GIVEN INSTRUCTION >> Copy out lines with the word "Average" from the material that follows.

DATASET >>

####################

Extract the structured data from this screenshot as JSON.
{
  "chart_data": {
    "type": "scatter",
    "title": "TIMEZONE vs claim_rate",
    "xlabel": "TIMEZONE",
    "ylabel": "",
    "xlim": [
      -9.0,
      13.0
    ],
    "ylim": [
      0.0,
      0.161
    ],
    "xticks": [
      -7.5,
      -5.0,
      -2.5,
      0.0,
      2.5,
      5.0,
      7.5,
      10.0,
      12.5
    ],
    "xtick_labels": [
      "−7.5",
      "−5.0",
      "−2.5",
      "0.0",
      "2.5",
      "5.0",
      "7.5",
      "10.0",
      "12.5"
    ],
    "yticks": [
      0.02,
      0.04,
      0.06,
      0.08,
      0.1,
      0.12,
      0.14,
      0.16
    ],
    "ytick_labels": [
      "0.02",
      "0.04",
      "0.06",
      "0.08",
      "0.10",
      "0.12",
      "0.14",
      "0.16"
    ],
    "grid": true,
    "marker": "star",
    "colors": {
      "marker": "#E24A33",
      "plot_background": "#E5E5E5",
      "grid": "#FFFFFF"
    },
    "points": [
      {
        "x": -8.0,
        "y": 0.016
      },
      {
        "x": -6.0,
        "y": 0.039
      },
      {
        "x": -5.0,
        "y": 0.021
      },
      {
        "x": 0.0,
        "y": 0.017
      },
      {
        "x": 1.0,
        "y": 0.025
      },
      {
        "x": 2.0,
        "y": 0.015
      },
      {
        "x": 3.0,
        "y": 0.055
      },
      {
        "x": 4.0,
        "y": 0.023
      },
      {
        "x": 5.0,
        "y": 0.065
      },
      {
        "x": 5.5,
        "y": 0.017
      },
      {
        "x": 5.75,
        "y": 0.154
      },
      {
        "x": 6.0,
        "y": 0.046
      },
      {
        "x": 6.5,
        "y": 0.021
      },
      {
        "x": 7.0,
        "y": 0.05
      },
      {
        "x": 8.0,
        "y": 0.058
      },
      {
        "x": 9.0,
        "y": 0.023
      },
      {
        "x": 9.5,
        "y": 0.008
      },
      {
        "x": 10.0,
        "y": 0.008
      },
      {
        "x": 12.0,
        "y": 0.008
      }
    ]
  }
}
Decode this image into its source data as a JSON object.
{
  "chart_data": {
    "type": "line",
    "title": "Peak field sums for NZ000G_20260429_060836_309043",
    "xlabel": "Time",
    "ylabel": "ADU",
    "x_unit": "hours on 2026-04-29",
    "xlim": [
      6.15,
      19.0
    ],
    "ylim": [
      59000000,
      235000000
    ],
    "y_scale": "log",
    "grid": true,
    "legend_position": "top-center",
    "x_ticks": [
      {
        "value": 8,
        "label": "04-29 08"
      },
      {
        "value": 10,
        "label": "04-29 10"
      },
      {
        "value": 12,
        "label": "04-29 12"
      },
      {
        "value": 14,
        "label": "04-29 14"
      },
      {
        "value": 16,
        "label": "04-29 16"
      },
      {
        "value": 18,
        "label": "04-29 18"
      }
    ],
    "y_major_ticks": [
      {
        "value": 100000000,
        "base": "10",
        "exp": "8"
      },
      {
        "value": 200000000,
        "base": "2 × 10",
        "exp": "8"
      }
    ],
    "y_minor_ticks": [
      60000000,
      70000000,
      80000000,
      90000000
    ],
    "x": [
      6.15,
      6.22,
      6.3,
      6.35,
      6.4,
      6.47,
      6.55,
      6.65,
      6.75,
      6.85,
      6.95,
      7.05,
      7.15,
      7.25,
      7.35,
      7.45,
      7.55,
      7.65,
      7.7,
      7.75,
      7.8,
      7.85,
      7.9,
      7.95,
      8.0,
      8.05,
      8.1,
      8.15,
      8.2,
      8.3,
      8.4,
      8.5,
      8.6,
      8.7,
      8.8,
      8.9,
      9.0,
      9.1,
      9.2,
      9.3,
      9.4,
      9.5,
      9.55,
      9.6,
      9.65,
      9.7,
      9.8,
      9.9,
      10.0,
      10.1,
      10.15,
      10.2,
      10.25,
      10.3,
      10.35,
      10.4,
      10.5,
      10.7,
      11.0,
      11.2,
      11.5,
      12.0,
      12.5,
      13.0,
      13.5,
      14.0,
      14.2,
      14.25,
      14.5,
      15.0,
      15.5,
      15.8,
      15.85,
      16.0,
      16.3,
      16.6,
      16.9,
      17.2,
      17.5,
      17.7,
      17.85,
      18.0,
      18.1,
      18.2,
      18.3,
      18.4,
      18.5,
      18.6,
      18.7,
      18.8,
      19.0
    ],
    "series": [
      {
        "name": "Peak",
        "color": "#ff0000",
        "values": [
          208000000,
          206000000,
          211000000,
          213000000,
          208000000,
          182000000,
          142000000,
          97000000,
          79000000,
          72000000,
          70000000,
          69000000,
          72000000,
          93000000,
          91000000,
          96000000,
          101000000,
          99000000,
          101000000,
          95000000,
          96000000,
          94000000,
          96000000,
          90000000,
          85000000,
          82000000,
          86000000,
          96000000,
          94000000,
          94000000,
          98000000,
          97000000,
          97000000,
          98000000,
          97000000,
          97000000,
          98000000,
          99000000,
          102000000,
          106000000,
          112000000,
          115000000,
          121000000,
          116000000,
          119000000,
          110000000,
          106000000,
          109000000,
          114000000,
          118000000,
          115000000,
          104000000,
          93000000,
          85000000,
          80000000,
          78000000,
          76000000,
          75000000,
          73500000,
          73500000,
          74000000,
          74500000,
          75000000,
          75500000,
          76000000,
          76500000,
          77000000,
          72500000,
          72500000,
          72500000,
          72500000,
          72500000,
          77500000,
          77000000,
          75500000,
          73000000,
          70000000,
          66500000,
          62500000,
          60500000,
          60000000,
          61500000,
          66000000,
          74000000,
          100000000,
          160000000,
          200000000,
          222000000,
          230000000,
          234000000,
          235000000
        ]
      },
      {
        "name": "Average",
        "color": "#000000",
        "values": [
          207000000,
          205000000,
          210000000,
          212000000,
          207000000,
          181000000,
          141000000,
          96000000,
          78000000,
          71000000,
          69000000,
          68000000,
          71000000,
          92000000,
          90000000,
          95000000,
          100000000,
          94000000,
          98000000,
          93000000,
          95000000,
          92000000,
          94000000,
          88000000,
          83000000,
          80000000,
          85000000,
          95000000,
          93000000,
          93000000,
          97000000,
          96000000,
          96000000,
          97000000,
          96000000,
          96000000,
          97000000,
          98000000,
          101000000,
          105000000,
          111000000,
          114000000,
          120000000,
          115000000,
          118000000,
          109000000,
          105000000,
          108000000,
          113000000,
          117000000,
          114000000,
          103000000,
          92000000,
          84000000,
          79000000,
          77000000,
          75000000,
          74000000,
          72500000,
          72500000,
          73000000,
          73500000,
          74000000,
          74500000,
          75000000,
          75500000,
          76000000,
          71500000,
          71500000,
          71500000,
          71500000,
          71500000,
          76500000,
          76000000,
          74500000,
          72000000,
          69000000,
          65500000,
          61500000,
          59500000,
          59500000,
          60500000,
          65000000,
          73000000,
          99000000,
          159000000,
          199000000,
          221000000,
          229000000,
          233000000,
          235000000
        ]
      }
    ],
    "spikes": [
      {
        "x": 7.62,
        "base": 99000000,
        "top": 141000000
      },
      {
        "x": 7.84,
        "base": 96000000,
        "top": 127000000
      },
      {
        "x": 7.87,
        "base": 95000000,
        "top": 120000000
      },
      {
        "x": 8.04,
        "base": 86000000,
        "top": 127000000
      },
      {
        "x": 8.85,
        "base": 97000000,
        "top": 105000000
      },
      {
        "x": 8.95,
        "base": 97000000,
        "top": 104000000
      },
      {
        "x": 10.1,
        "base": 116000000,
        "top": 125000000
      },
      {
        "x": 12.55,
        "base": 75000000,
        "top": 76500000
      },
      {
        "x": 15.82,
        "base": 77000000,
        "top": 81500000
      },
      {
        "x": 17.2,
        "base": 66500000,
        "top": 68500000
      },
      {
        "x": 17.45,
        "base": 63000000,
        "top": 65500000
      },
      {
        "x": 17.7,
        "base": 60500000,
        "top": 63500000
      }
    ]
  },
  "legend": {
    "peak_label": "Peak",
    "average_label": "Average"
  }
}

####################

TASK RESPONSE >>
        "name": "Average",
    "average_label": "Average"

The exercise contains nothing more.